**STATED TASK:**
Repeat the full listing, word for word.

___

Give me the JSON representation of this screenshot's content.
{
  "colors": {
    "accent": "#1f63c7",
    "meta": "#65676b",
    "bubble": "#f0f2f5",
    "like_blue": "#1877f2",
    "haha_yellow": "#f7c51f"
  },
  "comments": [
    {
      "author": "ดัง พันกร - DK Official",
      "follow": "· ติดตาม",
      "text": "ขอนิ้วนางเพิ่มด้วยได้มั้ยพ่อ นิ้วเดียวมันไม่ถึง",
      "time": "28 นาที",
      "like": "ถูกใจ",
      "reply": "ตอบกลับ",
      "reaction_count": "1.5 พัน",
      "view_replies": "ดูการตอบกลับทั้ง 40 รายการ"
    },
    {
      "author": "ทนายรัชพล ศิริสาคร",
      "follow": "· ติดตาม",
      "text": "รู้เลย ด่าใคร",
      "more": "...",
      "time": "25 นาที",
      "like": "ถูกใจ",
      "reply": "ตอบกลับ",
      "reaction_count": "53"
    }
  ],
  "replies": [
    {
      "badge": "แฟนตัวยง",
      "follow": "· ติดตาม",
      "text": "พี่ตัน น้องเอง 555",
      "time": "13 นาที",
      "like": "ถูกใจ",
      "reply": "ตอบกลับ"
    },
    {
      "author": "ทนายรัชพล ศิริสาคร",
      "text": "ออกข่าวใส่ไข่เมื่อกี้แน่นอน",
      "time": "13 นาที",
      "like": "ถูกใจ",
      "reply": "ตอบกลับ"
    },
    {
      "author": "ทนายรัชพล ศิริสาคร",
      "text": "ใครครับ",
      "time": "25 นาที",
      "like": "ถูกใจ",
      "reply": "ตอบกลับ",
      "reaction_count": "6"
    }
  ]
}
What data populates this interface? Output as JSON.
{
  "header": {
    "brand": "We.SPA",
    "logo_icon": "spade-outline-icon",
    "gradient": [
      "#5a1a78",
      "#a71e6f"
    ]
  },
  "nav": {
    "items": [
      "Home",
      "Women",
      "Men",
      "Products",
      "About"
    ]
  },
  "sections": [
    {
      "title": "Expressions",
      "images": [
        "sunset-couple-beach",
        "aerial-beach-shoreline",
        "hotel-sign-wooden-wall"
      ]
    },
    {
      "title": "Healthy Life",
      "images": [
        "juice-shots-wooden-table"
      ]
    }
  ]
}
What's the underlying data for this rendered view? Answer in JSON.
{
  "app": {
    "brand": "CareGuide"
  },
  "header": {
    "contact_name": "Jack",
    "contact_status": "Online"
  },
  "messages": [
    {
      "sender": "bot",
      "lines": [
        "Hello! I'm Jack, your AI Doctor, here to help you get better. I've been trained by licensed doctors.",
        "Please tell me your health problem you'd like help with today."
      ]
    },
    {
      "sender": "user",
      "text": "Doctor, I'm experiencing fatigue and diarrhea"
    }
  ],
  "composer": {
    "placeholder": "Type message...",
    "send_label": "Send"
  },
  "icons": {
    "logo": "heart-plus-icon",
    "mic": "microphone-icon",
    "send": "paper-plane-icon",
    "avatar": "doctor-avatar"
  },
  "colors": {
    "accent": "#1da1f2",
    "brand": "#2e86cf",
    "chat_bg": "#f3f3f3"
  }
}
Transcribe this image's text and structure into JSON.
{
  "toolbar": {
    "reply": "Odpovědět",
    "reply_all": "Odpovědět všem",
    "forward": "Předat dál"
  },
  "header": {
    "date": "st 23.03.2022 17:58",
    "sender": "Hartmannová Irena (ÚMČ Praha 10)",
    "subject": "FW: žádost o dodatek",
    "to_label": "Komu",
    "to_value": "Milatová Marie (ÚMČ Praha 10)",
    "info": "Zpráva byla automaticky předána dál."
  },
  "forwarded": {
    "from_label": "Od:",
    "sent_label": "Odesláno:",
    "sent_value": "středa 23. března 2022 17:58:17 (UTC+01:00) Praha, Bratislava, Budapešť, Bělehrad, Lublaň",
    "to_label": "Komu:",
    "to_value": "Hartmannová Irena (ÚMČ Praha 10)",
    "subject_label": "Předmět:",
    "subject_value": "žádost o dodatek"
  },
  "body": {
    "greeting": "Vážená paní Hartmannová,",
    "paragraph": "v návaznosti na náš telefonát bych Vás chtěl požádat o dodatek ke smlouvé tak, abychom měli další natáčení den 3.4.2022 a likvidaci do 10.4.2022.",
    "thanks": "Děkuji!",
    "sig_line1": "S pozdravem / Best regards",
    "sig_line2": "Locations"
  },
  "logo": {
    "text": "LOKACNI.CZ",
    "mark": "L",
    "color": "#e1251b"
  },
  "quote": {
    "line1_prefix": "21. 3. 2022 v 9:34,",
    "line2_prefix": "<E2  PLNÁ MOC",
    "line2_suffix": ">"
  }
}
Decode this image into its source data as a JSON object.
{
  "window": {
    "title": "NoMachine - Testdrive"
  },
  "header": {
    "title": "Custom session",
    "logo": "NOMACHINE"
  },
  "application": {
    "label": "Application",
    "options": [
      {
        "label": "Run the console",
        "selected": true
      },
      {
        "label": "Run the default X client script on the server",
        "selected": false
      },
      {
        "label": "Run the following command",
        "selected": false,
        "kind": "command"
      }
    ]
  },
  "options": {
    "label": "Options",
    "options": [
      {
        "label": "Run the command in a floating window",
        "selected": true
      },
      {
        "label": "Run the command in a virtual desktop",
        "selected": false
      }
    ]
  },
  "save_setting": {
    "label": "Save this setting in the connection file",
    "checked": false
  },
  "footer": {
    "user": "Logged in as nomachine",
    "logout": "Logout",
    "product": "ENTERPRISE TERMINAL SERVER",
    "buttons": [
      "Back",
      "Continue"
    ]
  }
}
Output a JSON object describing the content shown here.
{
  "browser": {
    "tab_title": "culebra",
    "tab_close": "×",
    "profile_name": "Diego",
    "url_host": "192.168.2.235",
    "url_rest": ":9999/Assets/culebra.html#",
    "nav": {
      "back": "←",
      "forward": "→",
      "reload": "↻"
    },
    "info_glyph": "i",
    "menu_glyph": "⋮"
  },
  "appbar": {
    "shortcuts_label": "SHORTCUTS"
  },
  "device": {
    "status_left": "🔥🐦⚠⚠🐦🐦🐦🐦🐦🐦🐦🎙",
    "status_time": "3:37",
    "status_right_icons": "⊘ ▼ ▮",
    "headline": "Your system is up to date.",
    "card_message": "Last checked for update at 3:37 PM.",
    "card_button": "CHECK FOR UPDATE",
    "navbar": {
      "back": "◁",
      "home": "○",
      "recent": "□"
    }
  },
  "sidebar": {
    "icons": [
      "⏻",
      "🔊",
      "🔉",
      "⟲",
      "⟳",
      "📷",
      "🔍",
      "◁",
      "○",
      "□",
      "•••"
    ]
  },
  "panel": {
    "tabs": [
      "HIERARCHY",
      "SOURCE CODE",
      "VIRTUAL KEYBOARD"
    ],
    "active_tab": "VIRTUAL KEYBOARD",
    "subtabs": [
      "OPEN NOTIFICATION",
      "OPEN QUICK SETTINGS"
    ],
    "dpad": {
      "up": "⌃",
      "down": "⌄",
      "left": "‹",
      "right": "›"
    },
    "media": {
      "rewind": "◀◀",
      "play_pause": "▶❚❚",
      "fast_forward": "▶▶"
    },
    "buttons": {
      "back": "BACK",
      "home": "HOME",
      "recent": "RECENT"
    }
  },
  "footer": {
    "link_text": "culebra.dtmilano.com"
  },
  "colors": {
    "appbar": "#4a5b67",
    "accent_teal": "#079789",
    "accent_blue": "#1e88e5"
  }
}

___

**REPLY TO THE TASK:**
Give me the JSON representation of this screenshot's content.
{
  "colors": {
    "accent": "#1f63c7",
    "meta": "#65676b",
    "bubble": "#f0f2f5",
    "like_blue": "#1877f2",
    "haha_yellow": "#f7c51f"
  },
  "comments": [
    {
      "author": "ดัง พันกร - DK Official",
      "follow": "· ติดตาม",
      "text": "ขอนิ้วนางเพิ่มด้วยได้มั้ยพ่อ นิ้วเดียวมันไม่ถึง",
      "time": "28 นาที",
      "like": "ถูกใจ",
      "reply": "ตอบกลับ",
      "reaction_count": "1.5 พัน",
      "view_replies": "ดูการตอบกลับทั้ง 40 รายการ"
    },
    {
      "author": "ทนายรัชพล ศิริสาคร",
      "follow": "· ติดตาม",
      "text": "รู้เลย ด่าใคร",
      "more": "...",
      "time": "25 นาที",
      "like": "ถูกใจ",
      "reply": "ตอบกลับ",
      "reaction_count": "53"
    }
  ],
  "replies": [
    {
      "badge": "แฟนตัวยง",
      "follow": "· ติดตาม",
      "text": "พี่ตัน น้องเอง 555",
      "time": "13 นาที",
      "like": "ถูกใจ",
      "reply": "ตอบกลับ"
    },
    {
      "author": "ทนายรัชพล ศิริสาคร",
      "text": "ออกข่าวใส่ไข่เมื่อกี้แน่นอน",
      "time": "13 นาที",
      "like": "ถูกใจ",
      "reply": "ตอบกลับ"
    },
    {
      "author": "ทนายรัชพล ศิริสาคร",
      "text": "ใครครับ",
      "time": "25 นาที",
      "like": "ถูกใจ",
      "reply": "ตอบกลับ",
      "reaction_count": "6"
    }
  ]
}
What data populates this interface? Output as JSON.
{
  "header": {
    "brand": "We.SPA",
    "logo_icon": "spade-outline-icon",
    "gradient": [
      "#5a1a78",
      "#a71e6f"
    ]
  },
  "nav": {
    "items": [
      "Home",
      "Women",
      "Men",
      "Products",
      "About"
    ]
  },
  "sections": [
    {
      "title": "Expressions",
      "images": [
        "sunset-couple-beach",
        "aerial-beach-shoreline",
        "hotel-sign-wooden-wall"
      ]
    },
    {
      "title": "Healthy Life",
      "images": [
        "juice-shots-wooden-table"
      ]
    }
  ]
}
What's the underlying data for this rendered view? Answer in JSON.
{
  "app": {
    "brand": "CareGuide"
  },
  "header": {
    "contact_name": "Jack",
    "contact_status": "Online"
  },
  "messages": [
    {
      "sender": "bot",
      "lines": [
        "Hello! I'm Jack, your AI Doctor, here to help you get better. I've been trained by licensed doctors.",
        "Please tell me your health problem you'd like help with today."
      ]
    },
    {
      "sender": "user",
      "text": "Doctor, I'm experiencing fatigue and diarrhea"
    }
  ],
  "composer": {
    "placeholder": "Type message...",
    "send_label": "Send"
  },
  "icons": {
    "logo": "heart-plus-icon",
    "mic": "microphone-icon",
    "send": "paper-plane-icon",
    "avatar": "doctor-avatar"
  },
  "colors": {
    "accent": "#1da1f2",
    "brand": "#2e86cf",
    "chat_bg": "#f3f3f3"
  }
}
Transcribe this image's text and structure into JSON.
{
  "toolbar": {
    "reply": "Odpovědět",
    "reply_all": "Odpovědět všem",
    "forward": "Předat dál"
  },
  "header": {
    "date": "st 23.03.2022 17:58",
    "sender": "Hartmannová Irena (ÚMČ Praha 10)",
    "subject": "FW: žádost o dodatek",
    "to_label": "Komu",
    "to_value": "Milatová Marie (ÚMČ Praha 10)",
    "info": "Zpráva byla automaticky předána dál."
  },
  "forwarded": {
    "from_label": "Od:",
    "sent_label": "Odesláno:",
    "sent_value": "středa 23. března 2022 17:58:17 (UTC+01:00) Praha, Bratislava, Budapešť, Bělehrad, Lublaň",
    "to_label": "Komu:",
    "to_value": "Hartmannová Irena (ÚMČ Praha 10)",
    "subject_label": "Předmět:",
    "subject_value": "žádost o dodatek"
  },
  "body": {
    "greeting": "Vážená paní Hartmannová,",
    "paragraph": "v návaznosti na náš telefonát bych Vás chtěl požádat o dodatek ke smlouvé tak, abychom měli další natáčení den 3.4.2022 a likvidaci do 10.4.2022.",
    "thanks": "Děkuji!",
    "sig_line1": "S pozdravem / Best regards",
    "sig_line2": "Locations"
  },
  "logo": {
    "text": "LOKACNI.CZ",
    "mark": "L",
    "color": "#e1251b"
  },
  "quote": {
    "line1_prefix": "21. 3. 2022 v 9:34,",
    "line2_prefix": "<E2  PLNÁ MOC",
    "line2_suffix": ">"
  }
}
Decode this image into its source data as a JSON object.
{
  "window": {
    "title": "NoMachine - Testdrive"
  },
  "header": {
    "title": "Custom session",
    "logo": "NOMACHINE"
  },
  "application": {
    "label": "Application",
    "options": [
      {
        "label": "Run the console",
        "selected": true
      },
      {
        "label": "Run the default X client script on the server",
        "selected": false
      },
      {
        "label": "Run the following command",
        "selected": false,
        "kind": "command"
      }
    ]
  },
  "options": {
    "label": "Options",
    "options": [
      {
        "label": "Run the command in a floating window",
        "selected": true
      },
      {
        "label": "Run the command in a virtual desktop",
        "selected": false
      }
    ]
  },
  "save_setting": {
    "label": "Save this setting in the connection file",
    "checked": false
  },
  "footer": {
    "user": "Logged in as nomachine",
    "logout": "Logout",
    "product": "ENTERPRISE TERMINAL SERVER",
    "buttons": [
      "Back",
      "Continue"
    ]
  }
}
Output a JSON object describing the content shown here.
{
  "browser": {
    "tab_title": "culebra",
    "tab_close": "×",
    "profile_name": "Diego",
    "url_host": "192.168.2.235",
    "url_rest": ":9999/Assets/culebra.html#",
    "nav": {
      "back": "←",
      "forward": "→",
      "reload": "↻"
    },
    "info_glyph": "i",
    "menu_glyph": "⋮"
  },
  "appbar": {
    "shortcuts_label": "SHORTCUTS"
  },
  "device": {
    "status_left": "🔥🐦⚠⚠🐦🐦🐦🐦🐦🐦🐦🎙",
    "status_time": "3:37",
    "status_right_icons": "⊘ ▼ ▮",
    "headline": "Your system is up to date.",
    "card_message": "Last checked for update at 3:37 PM.",
    "card_button": "CHECK FOR UPDATE",
    "navbar": {
      "back": "◁",
      "home": "○",
      "recent": "□"
    }
  },
  "sidebar": {
    "icons": [
      "⏻",
      "🔊",
      "🔉",
      "⟲",
      "⟳",
      "📷",
      "🔍",
      "◁",
      "○",
      "□",
      "•••"
    ]
  },
  "panel": {
    "tabs": [
      "HIERARCHY",
      "SOURCE CODE",
      "VIRTUAL KEYBOARD"
    ],
    "active_tab": "VIRTUAL KEYBOARD",
    "subtabs": [
      "OPEN NOTIFICATION",
      "OPEN QUICK SETTINGS"
    ],
    "dpad": {
      "up": "⌃",
      "down": "⌄",
      "left": "‹",
      "right": "›"
    },
    "media": {
      "rewind": "◀◀",
      "play_pause": "▶❚❚",
      "fast_forward": "▶▶"
    },
    "buttons": {
      "back": "BACK",
      "home": "HOME",
      "recent": "RECENT"
    }
  },
  "footer": {
    "link_text": "culebra.dtmilano.com"
  },
  "colors": {
    "appbar": "#4a5b67",
    "accent_teal": "#079789",
    "accent_blue": "#1e88e5"
  }
}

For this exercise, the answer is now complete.